= TO DO =
The answer is the line with "Type out the text in this image." and every line after it to the end of the listing, retyped exactly. Pictures do not belong in it.

Data excerpts

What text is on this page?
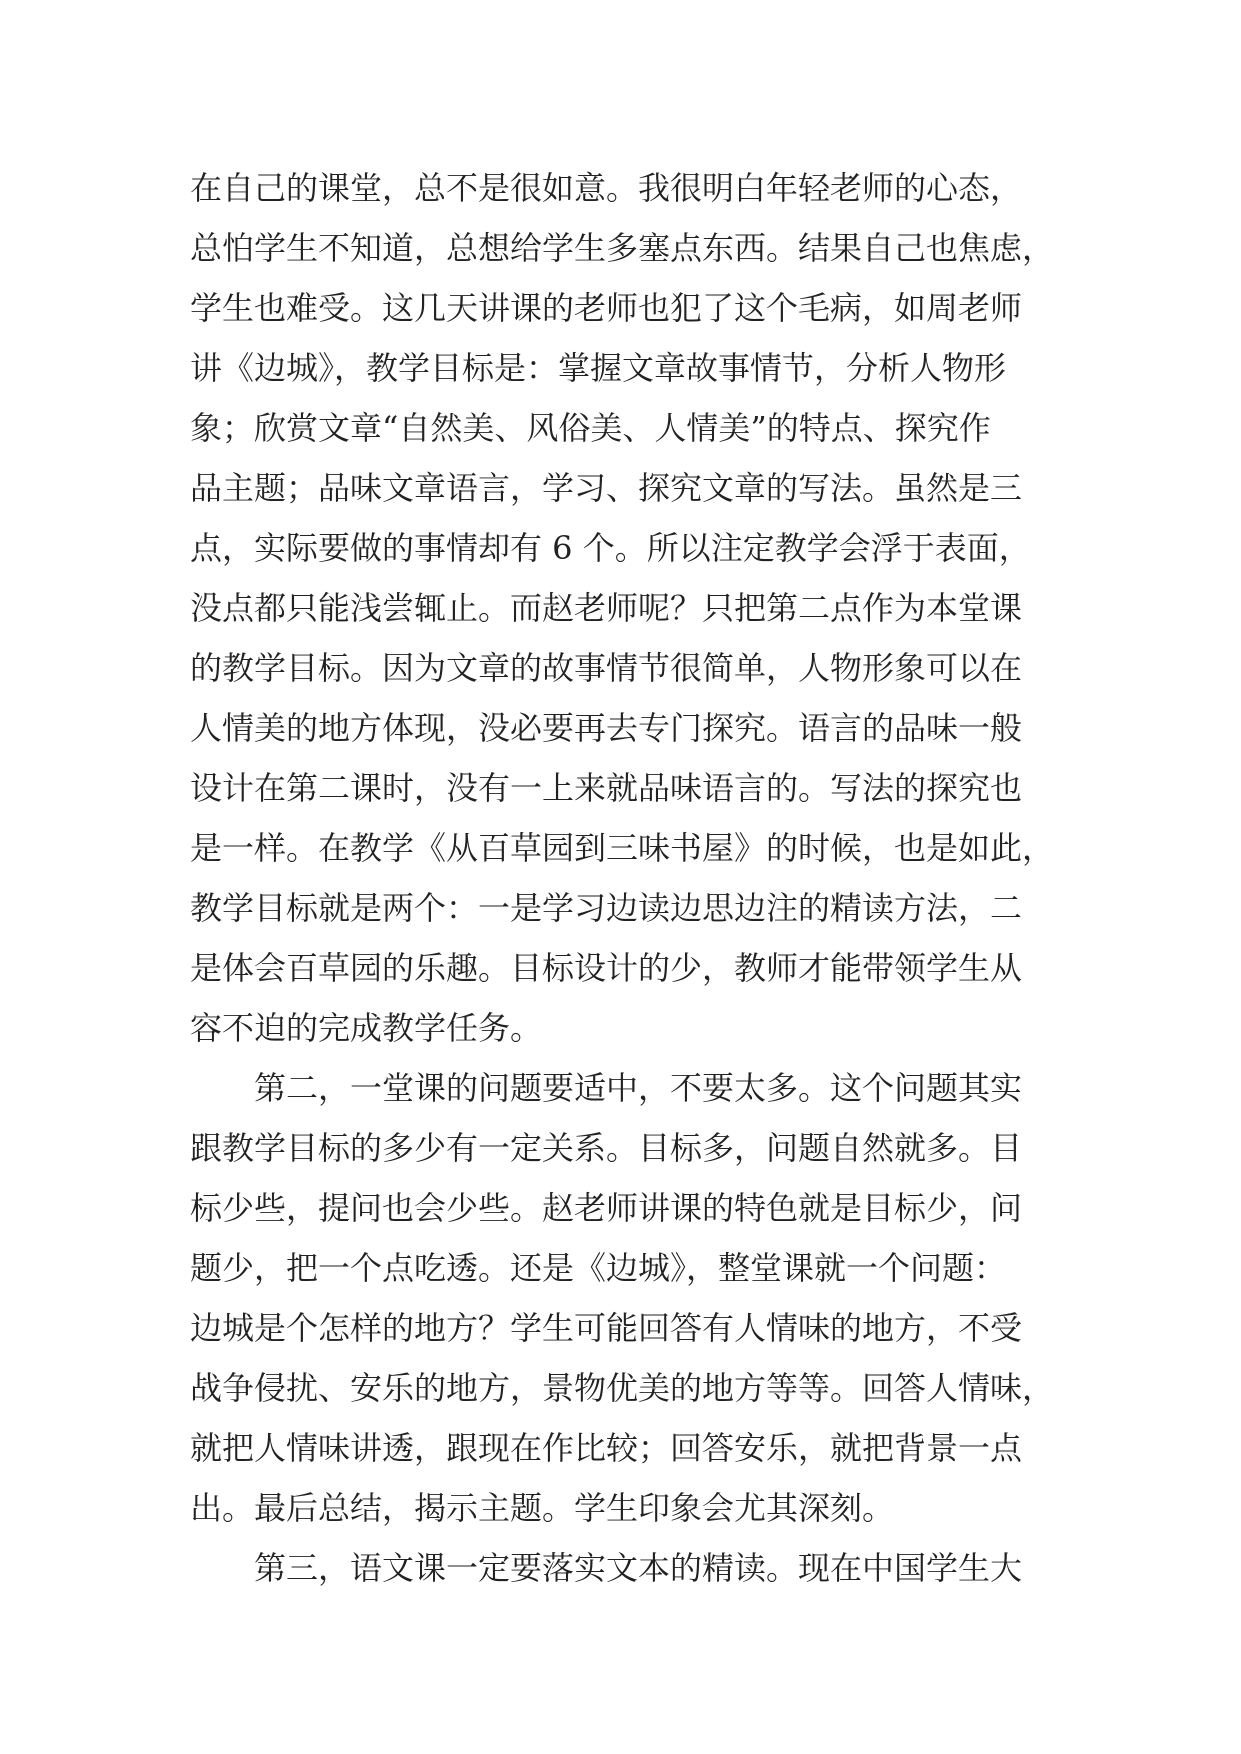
在自己的课堂，总不是很如意。我很明白年轻老师的心态，
总怕学生不知道，总想给学生多塞点东西。结果自己也焦虑，
学生也难受。这几天讲课的老师也犯了这个毛病，如周老师
讲《边城》，教学目标是：掌握文章故事情节，分析人物形
象；欣赏文章“自然美、风俗美、人情美”的特点、探究作
品主题；品味文章语言，学习、探究文章的写法。虽然是三
点，实际要做的事情却有 6 个。所以注定教学会浮于表面，
没点都只能浅尝辄止。而赵老师呢？只把第二点作为本堂课
的教学目标。因为文章的故事情节很简单，人物形象可以在
人情美的地方体现，没必要再去专门探究。语言的品味一般
设计在第二课时，没有一上来就品味语言的。写法的探究也
是一样。在教学《从百草园到三味书屋》的时候，也是如此，
教学目标就是两个：一是学习边读边思边注的精读方法，二
是体会百草园的乐趣。目标设计的少，教师才能带领学生从
容不迫的完成教学任务。
第二，一堂课的问题要适中，不要太多。这个问题其实
跟教学目标的多少有一定关系。目标多，问题自然就多。目
标少些，提问也会少些。赵老师讲课的特色就是目标少，问
题少，把一个点吃透。还是《边城》，整堂课就一个问题：
边城是个怎样的地方？学生可能回答有人情味的地方，不受
战争侵扰、安乐的地方，景物优美的地方等等。回答人情味，
就把人情味讲透，跟现在作比较；回答安乐，就把背景一点
出。最后总结，揭示主题。学生印象会尤其深刻。
第三，语文课一定要落实文本的精读。现在中国学生大
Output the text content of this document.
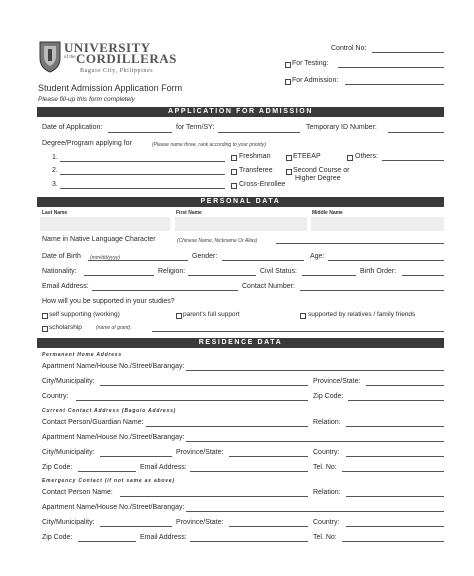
UNIVERSITY
of the CORDILLERAS
Baguio City, Philippines
Control No:
For Testing:
For Admission:
Student Admission Application Form
Please fill-up this form completely
APPLICATION FOR ADMISSION
Date of Application:	for Term/SY:	Temporary ID Number:
Degree/Program applying for	(Please name three, rank according to your priority)
1.
2.
3.
Freshman	ETEEAP	Others:
Transferee	Second Course or
Higher Degree
Cross-Enrollee
PERSONAL DATA
Last Name	First Name	Middle Name
Name in Native Language Character	(Chinese Name, Nickname Or Alias)
Date of Birth (mm/dd/yyyy)	Gender:	Age:
Nationality:	Religion:	Civil Status:	Birth Order:
Email Address:	Contact Number:
How will you be supported in your studies?
self supporting (working)	parent's full support	supported by relatives / family friends
scholarship	(name of grant):
RESIDENCE DATA
Permanent Home Address
Apartment Name/House No./Street/Barangay:
City/Municipality:	Province/State:
Country:	Zip Code:
Current Contact Address (Baguio Address)
Contact Person/Guardian Name:	Relation:
Apartment Name/House No./Street/Barangay:
City/Municipality:	Province/State:	Country:
Zip Code:	Email Address:	Tel. No:
Emergency Contact (if not same as above)
Contact Person Name:	Relation:
Apartment Name/House No./Street/Barangay:
City/Municipality:	Province/State:	Country:
Zip Code:	Email Address:	Tel. No:
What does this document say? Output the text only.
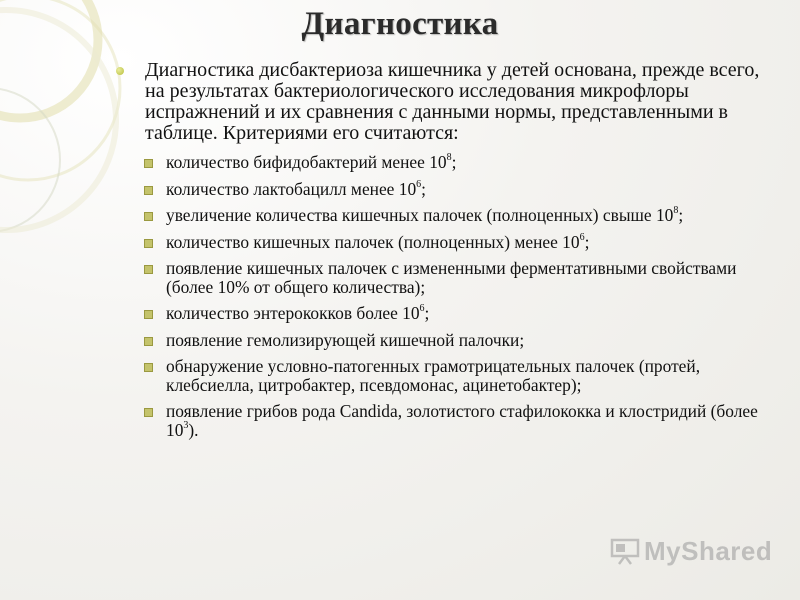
Диагностика
Диагностика дисбактериоза кишечника у детей основана, прежде всего, на результатах бактериологического исследования микрофлоры испражнений и их сравнения с данными нормы, представленными в таблице. Критериями его считаются:
количество бифидобактерий менее $10^8$;
количество лактобацилл менее $10^6$;
увеличение количества кишечных палочек (полноценных) свыше $10^8$;
количество кишечных палочек (полноценных) менее $10^6$;
появление кишечных палочек с измененными ферментативными свойствами (более 10% от общего количества);
количество энтерококков более $10^6$;
появление гемолизирующей кишечной палочки;
обнаружение условно-патогенных грамотрицательных палочек (протей, клебсиелла, цитробактер, псевдомонас, ацинетобактер);
появление грибов рода Candida, золотистого стафилококка и клостридий (более $10^3$).
MyShared
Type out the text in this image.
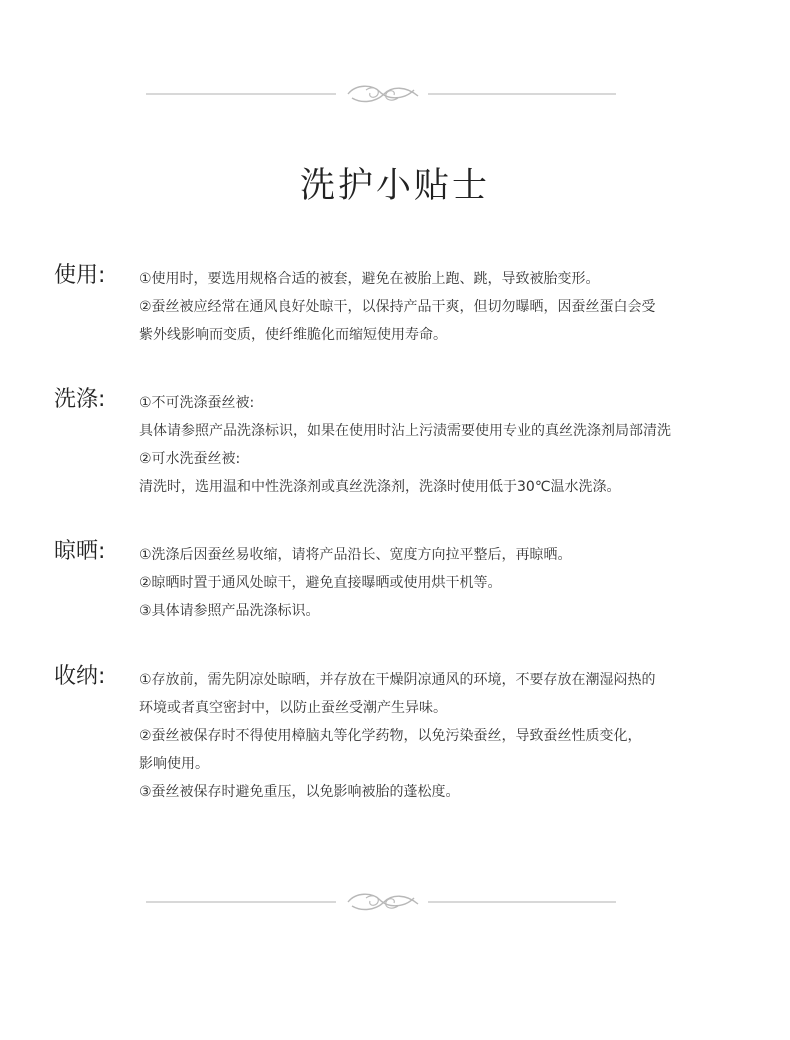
洗护小贴士
使用: ①使用时，要选用规格合适的被套，避免在被胎上跑、跳，导致被胎变形。
②蚕丝被应经常在通风良好处晾干，以保持产品干爽，但切勿曝晒，因蚕丝蛋白会受
紫外线影响而变质，使纤维脆化而缩短使用寿命。
洗涤: ①不可洗涤蚕丝被:
具体请参照产品洗涤标识，如果在使用时沾上污渍需要使用专业的真丝洗涤剂局部清洗
②可水洗蚕丝被:
清洗时，选用温和中性洗涤剂或真丝洗涤剂，洗涤时使用低于30℃温水洗涤。
晾晒: ①洗涤后因蚕丝易收缩，请将产品沿长、宽度方向拉平整后，再晾晒。
②晾晒时置于通风处晾干，避免直接曝晒或使用烘干机等。
③具体请参照产品洗涤标识。
收纳: ①存放前，需先阴凉处晾晒，并存放在干燥阴凉通风的环境，不要存放在潮湿闷热的
环境或者真空密封中，以防止蚕丝受潮产生异味。
②蚕丝被保存时不得使用樟脑丸等化学药物，以免污染蚕丝，导致蚕丝性质变化，
影响使用。
③蚕丝被保存时避免重压，以免影响被胎的蓬松度。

= WRITTEN ANSWER =
Type out the text in this image.
洗护小贴士
使用: ①使用时，要选用规格合适的被套，避免在被胎上跑、跳，导致被胎变形。
②蚕丝被应经常在通风良好处晾干，以保持产品干爽，但切勿曝晒，因蚕丝蛋白会受
紫外线影响而变质，使纤维脆化而缩短使用寿命。
洗涤: ①不可洗涤蚕丝被:
具体请参照产品洗涤标识，如果在使用时沾上污渍需要使用专业的真丝洗涤剂局部清洗
②可水洗蚕丝被:
清洗时，选用温和中性洗涤剂或真丝洗涤剂，洗涤时使用低于30℃温水洗涤。
晾晒: ①洗涤后因蚕丝易收缩，请将产品沿长、宽度方向拉平整后，再晾晒。
②晾晒时置于通风处晾干，避免直接曝晒或使用烘干机等。
③具体请参照产品洗涤标识。
收纳: ①存放前，需先阴凉处晾晒，并存放在干燥阴凉通风的环境，不要存放在潮湿闷热的
环境或者真空密封中，以防止蚕丝受潮产生异味。
②蚕丝被保存时不得使用樟脑丸等化学药物，以免污染蚕丝，导致蚕丝性质变化，
影响使用。
③蚕丝被保存时避免重压，以免影响被胎的蓬松度。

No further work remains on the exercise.